### Task
Extract every line of the material below and reproduce it faithfully.

[START]

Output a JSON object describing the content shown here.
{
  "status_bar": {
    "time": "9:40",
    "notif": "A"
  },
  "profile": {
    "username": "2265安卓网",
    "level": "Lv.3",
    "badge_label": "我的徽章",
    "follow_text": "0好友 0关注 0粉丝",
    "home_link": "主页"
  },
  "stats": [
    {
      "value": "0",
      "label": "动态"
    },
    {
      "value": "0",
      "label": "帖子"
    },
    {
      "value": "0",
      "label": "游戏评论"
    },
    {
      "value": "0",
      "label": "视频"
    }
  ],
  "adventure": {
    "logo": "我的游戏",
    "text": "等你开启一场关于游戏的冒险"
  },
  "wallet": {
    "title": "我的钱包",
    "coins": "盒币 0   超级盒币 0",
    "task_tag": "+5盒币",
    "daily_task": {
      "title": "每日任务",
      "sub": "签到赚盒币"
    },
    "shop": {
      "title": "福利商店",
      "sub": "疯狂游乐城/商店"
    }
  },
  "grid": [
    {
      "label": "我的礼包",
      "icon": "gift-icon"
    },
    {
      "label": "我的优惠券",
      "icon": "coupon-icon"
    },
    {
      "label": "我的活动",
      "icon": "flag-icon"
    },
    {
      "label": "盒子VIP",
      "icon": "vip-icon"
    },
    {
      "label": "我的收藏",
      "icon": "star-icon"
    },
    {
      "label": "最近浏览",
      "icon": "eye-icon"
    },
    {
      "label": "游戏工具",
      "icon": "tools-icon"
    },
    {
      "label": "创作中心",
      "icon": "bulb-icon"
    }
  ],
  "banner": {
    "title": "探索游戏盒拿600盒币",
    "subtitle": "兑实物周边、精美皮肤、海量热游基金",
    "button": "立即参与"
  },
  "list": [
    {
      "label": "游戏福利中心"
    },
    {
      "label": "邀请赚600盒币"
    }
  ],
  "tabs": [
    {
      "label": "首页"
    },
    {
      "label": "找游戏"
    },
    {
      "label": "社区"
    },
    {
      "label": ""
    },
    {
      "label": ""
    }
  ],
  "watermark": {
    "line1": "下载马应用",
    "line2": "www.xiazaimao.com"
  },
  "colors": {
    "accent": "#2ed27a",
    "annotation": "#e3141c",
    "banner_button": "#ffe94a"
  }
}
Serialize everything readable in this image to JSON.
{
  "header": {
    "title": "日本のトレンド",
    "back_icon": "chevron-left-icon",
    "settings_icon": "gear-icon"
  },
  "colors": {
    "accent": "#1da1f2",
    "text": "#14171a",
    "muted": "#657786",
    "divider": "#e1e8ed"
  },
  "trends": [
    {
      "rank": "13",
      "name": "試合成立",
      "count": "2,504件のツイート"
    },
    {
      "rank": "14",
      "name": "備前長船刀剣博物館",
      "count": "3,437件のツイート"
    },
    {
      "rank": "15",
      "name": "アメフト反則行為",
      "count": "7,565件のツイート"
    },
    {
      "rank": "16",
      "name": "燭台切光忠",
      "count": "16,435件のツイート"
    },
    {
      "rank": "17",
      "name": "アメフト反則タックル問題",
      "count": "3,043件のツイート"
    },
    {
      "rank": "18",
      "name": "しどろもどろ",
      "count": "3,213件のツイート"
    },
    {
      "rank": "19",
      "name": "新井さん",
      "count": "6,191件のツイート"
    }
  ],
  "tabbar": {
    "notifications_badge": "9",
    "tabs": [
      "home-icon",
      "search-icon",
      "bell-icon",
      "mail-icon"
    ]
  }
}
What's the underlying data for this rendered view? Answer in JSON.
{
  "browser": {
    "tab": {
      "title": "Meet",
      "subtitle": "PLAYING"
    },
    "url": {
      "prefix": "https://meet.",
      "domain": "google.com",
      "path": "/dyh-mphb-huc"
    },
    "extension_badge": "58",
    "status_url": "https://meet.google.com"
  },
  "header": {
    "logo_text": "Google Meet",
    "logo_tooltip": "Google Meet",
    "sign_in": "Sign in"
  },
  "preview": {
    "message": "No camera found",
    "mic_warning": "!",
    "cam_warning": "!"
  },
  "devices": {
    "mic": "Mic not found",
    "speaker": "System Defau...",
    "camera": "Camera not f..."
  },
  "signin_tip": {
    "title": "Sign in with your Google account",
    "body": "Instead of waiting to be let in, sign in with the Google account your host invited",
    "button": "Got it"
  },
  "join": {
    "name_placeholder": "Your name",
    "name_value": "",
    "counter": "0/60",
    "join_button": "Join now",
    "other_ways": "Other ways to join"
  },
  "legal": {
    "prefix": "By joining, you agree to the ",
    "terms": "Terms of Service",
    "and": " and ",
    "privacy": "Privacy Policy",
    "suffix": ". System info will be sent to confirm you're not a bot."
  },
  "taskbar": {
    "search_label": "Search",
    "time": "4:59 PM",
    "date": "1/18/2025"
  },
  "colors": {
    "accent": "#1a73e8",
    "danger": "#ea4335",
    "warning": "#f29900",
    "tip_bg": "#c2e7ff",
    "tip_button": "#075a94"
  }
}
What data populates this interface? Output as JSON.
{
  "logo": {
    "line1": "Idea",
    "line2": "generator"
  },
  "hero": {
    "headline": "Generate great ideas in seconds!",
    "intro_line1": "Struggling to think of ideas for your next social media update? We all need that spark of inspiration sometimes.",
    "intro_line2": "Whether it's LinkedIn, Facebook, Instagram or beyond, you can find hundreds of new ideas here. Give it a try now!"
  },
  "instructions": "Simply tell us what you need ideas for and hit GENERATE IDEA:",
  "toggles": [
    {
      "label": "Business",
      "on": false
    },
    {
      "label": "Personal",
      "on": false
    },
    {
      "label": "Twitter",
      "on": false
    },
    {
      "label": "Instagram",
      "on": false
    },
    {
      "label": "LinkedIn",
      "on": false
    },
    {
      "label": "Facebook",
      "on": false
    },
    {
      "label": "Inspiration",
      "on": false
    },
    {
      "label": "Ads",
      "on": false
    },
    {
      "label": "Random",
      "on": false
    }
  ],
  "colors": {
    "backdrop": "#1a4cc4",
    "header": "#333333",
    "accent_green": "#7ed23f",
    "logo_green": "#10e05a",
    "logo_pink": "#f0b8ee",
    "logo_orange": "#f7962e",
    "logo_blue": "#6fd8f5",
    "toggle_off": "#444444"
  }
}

[END]

### Completed exercise
Output a JSON object describing the content shown here.
{
  "status_bar": {
    "time": "9:40",
    "notif": "A"
  },
  "profile": {
    "username": "2265安卓网",
    "level": "Lv.3",
    "badge_label": "我的徽章",
    "follow_text": "0好友 0关注 0粉丝",
    "home_link": "主页"
  },
  "stats": [
    {
      "value": "0",
      "label": "动态"
    },
    {
      "value": "0",
      "label": "帖子"
    },
    {
      "value": "0",
      "label": "游戏评论"
    },
    {
      "value": "0",
      "label": "视频"
    }
  ],
  "adventure": {
    "logo": "我的游戏",
    "text": "等你开启一场关于游戏的冒险"
  },
  "wallet": {
    "title": "我的钱包",
    "coins": "盒币 0   超级盒币 0",
    "task_tag": "+5盒币",
    "daily_task": {
      "title": "每日任务",
      "sub": "签到赚盒币"
    },
    "shop": {
      "title": "福利商店",
      "sub": "疯狂游乐城/商店"
    }
  },
  "grid": [
    {
      "label": "我的礼包",
      "icon": "gift-icon"
    },
    {
      "label": "我的优惠券",
      "icon": "coupon-icon"
    },
    {
      "label": "我的活动",
      "icon": "flag-icon"
    },
    {
      "label": "盒子VIP",
      "icon": "vip-icon"
    },
    {
      "label": "我的收藏",
      "icon": "star-icon"
    },
    {
      "label": "最近浏览",
      "icon": "eye-icon"
    },
    {
      "label": "游戏工具",
      "icon": "tools-icon"
    },
    {
      "label": "创作中心",
      "icon": "bulb-icon"
    }
  ],
  "banner": {
    "title": "探索游戏盒拿600盒币",
    "subtitle": "兑实物周边、精美皮肤、海量热游基金",
    "button": "立即参与"
  },
  "list": [
    {
      "label": "游戏福利中心"
    },
    {
      "label": "邀请赚600盒币"
    }
  ],
  "tabs": [
    {
      "label": "首页"
    },
    {
      "label": "找游戏"
    },
    {
      "label": "社区"
    },
    {
      "label": ""
    },
    {
      "label": ""
    }
  ],
  "watermark": {
    "line1": "下载马应用",
    "line2": "www.xiazaimao.com"
  },
  "colors": {
    "accent": "#2ed27a",
    "annotation": "#e3141c",
    "banner_button": "#ffe94a"
  }
}
Serialize everything readable in this image to JSON.
{
  "header": {
    "title": "日本のトレンド",
    "back_icon": "chevron-left-icon",
    "settings_icon": "gear-icon"
  },
  "colors": {
    "accent": "#1da1f2",
    "text": "#14171a",
    "muted": "#657786",
    "divider": "#e1e8ed"
  },
  "trends": [
    {
      "rank": "13",
      "name": "試合成立",
      "count": "2,504件のツイート"
    },
    {
      "rank": "14",
      "name": "備前長船刀剣博物館",
      "count": "3,437件のツイート"
    },
    {
      "rank": "15",
      "name": "アメフト反則行為",
      "count": "7,565件のツイート"
    },
    {
      "rank": "16",
      "name": "燭台切光忠",
      "count": "16,435件のツイート"
    },
    {
      "rank": "17",
      "name": "アメフト反則タックル問題",
      "count": "3,043件のツイート"
    },
    {
      "rank": "18",
      "name": "しどろもどろ",
      "count": "3,213件のツイート"
    },
    {
      "rank": "19",
      "name": "新井さん",
      "count": "6,191件のツイート"
    }
  ],
  "tabbar": {
    "notifications_badge": "9",
    "tabs": [
      "home-icon",
      "search-icon",
      "bell-icon",
      "mail-icon"
    ]
  }
}
What's the underlying data for this rendered view? Answer in JSON.
{
  "browser": {
    "tab": {
      "title": "Meet",
      "subtitle": "PLAYING"
    },
    "url": {
      "prefix": "https://meet.",
      "domain": "google.com",
      "path": "/dyh-mphb-huc"
    },
    "extension_badge": "58",
    "status_url": "https://meet.google.com"
  },
  "header": {
    "logo_text": "Google Meet",
    "logo_tooltip": "Google Meet",
    "sign_in": "Sign in"
  },
  "preview": {
    "message": "No camera found",
    "mic_warning": "!",
    "cam_warning": "!"
  },
  "devices": {
    "mic": "Mic not found",
    "speaker": "System Defau...",
    "camera": "Camera not f..."
  },
  "signin_tip": {
    "title": "Sign in with your Google account",
    "body": "Instead of waiting to be let in, sign in with the Google account your host invited",
    "button": "Got it"
  },
  "join": {
    "name_placeholder": "Your name",
    "name_value": "",
    "counter": "0/60",
    "join_button": "Join now",
    "other_ways": "Other ways to join"
  },
  "legal": {
    "prefix": "By joining, you agree to the ",
    "terms": "Terms of Service",
    "and": " and ",
    "privacy": "Privacy Policy",
    "suffix": ". System info will be sent to confirm you're not a bot."
  },
  "taskbar": {
    "search_label": "Search",
    "time": "4:59 PM",
    "date": "1/18/2025"
  },
  "colors": {
    "accent": "#1a73e8",
    "danger": "#ea4335",
    "warning": "#f29900",
    "tip_bg": "#c2e7ff",
    "tip_button": "#075a94"
  }
}
What data populates this interface? Output as JSON.
{
  "logo": {
    "line1": "Idea",
    "line2": "generator"
  },
  "hero": {
    "headline": "Generate great ideas in seconds!",
    "intro_line1": "Struggling to think of ideas for your next social media update? We all need that spark of inspiration sometimes.",
    "intro_line2": "Whether it's LinkedIn, Facebook, Instagram or beyond, you can find hundreds of new ideas here. Give it a try now!"
  },
  "instructions": "Simply tell us what you need ideas for and hit GENERATE IDEA:",
  "toggles": [
    {
      "label": "Business",
      "on": false
    },
    {
      "label": "Personal",
      "on": false
    },
    {
      "label": "Twitter",
      "on": false
    },
    {
      "label": "Instagram",
      "on": false
    },
    {
      "label": "LinkedIn",
      "on": false
    },
    {
      "label": "Facebook",
      "on": false
    },
    {
      "label": "Inspiration",
      "on": false
    },
    {
      "label": "Ads",
      "on": false
    },
    {
      "label": "Random",
      "on": false
    }
  ],
  "colors": {
    "backdrop": "#1a4cc4",
    "header": "#333333",
    "accent_green": "#7ed23f",
    "logo_green": "#10e05a",
    "logo_pink": "#f0b8ee",
    "logo_orange": "#f7962e",
    "logo_blue": "#6fd8f5",
    "toggle_off": "#444444"
  }
}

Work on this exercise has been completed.